Task inputs
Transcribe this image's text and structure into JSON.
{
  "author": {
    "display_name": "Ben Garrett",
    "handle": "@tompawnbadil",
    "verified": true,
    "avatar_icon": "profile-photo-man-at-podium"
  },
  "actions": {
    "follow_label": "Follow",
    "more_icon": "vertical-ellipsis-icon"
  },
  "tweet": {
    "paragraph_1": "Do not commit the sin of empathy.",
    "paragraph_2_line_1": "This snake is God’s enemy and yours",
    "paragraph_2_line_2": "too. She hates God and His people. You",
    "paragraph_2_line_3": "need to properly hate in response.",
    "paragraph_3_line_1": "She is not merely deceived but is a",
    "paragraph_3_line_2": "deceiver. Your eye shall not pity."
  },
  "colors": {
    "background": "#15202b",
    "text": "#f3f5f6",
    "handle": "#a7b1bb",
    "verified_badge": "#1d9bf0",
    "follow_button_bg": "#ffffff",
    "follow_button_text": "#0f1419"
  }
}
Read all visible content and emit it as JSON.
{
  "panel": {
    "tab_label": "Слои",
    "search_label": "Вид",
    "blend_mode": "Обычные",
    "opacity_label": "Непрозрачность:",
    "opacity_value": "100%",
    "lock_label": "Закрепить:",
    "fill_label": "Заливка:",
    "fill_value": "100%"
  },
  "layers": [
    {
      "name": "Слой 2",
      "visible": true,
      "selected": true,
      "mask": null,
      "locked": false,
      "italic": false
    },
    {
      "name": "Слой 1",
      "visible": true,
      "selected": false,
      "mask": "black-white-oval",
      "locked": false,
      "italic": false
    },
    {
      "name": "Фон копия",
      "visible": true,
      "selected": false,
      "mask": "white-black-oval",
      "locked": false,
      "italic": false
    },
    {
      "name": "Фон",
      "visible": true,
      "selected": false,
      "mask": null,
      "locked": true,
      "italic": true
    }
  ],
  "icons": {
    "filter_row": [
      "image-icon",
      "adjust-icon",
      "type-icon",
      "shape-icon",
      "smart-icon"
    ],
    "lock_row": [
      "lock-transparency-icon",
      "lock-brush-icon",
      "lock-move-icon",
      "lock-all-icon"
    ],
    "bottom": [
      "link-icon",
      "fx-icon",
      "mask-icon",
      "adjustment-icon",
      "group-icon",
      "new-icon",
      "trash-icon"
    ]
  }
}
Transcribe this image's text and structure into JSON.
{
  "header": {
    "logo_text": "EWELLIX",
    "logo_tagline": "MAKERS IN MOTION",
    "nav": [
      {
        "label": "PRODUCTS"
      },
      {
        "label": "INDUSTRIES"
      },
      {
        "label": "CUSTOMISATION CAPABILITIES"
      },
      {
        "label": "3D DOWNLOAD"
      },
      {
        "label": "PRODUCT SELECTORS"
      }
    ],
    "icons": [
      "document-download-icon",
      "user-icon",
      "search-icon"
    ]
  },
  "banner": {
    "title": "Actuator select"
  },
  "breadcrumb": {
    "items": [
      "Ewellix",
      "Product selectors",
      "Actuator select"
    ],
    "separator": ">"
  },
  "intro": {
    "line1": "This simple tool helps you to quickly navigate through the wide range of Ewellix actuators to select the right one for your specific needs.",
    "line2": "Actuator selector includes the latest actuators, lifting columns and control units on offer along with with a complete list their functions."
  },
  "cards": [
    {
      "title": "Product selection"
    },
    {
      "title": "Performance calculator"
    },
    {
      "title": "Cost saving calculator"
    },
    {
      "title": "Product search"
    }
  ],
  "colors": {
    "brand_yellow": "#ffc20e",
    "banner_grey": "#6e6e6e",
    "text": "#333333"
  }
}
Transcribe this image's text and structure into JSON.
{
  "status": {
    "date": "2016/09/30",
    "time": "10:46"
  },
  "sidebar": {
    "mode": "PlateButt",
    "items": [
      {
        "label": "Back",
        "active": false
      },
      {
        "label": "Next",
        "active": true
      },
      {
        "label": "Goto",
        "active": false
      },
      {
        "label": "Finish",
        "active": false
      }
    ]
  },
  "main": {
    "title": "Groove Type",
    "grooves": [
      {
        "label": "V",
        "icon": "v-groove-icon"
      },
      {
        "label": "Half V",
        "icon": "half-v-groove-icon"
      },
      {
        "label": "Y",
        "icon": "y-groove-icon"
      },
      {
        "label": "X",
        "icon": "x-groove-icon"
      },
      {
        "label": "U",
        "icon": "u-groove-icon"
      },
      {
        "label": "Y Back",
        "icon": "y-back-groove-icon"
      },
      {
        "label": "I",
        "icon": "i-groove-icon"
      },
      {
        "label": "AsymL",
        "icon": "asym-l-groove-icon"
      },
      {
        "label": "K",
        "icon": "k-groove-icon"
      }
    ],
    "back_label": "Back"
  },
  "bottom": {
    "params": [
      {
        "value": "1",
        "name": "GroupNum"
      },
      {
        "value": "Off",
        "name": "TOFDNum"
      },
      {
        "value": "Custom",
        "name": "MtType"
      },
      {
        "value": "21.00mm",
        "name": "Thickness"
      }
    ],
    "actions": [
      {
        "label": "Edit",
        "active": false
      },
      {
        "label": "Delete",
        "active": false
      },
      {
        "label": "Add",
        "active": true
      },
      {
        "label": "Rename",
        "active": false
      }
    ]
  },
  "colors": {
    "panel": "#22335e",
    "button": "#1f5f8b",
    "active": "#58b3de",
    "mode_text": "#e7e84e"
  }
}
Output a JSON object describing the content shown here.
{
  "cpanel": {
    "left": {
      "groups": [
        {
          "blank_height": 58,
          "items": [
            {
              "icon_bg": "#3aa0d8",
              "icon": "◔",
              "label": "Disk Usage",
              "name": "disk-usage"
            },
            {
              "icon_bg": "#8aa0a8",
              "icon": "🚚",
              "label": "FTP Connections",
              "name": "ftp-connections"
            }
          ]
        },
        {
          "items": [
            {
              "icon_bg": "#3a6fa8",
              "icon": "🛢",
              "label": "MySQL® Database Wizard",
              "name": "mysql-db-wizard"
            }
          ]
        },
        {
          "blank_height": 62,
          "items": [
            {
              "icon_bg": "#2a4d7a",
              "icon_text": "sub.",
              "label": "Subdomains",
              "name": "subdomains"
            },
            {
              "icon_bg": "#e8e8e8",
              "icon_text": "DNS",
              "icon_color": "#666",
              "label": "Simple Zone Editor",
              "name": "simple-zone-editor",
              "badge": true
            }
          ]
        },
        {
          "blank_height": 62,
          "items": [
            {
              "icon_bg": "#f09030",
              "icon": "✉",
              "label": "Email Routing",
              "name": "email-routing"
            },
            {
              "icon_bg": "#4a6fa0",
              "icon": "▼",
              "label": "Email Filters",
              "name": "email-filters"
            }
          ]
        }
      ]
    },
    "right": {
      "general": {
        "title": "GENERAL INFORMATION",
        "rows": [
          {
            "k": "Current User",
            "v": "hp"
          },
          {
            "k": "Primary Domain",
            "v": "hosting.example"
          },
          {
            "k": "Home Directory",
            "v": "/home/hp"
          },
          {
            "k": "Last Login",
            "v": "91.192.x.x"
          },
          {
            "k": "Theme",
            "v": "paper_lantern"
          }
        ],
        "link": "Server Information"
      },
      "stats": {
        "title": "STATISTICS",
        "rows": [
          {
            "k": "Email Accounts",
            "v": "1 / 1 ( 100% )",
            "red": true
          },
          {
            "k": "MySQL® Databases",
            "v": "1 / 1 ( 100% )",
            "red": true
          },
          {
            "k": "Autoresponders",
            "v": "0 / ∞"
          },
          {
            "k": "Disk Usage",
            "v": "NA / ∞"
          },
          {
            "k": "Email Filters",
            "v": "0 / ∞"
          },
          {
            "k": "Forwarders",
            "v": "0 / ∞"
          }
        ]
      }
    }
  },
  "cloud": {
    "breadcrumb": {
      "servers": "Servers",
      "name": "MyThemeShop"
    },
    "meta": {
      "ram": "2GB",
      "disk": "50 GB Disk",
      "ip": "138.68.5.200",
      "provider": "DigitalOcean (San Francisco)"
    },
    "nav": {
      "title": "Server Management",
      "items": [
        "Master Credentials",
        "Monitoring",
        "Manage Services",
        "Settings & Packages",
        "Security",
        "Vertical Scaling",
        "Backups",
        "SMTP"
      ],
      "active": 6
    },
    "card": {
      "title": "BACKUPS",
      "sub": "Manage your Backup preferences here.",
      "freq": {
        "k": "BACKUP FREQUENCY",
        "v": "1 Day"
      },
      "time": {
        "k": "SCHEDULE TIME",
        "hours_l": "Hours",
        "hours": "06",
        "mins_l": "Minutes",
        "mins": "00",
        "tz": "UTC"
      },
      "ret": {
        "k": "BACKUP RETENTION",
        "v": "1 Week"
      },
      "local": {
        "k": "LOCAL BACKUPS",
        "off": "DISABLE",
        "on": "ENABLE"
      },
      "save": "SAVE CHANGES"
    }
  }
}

Description of the task
Extract every line above containing the word "handle".

Written answer
    "handle": "@tompawnbadil",
    "handle": "#a7b1bb",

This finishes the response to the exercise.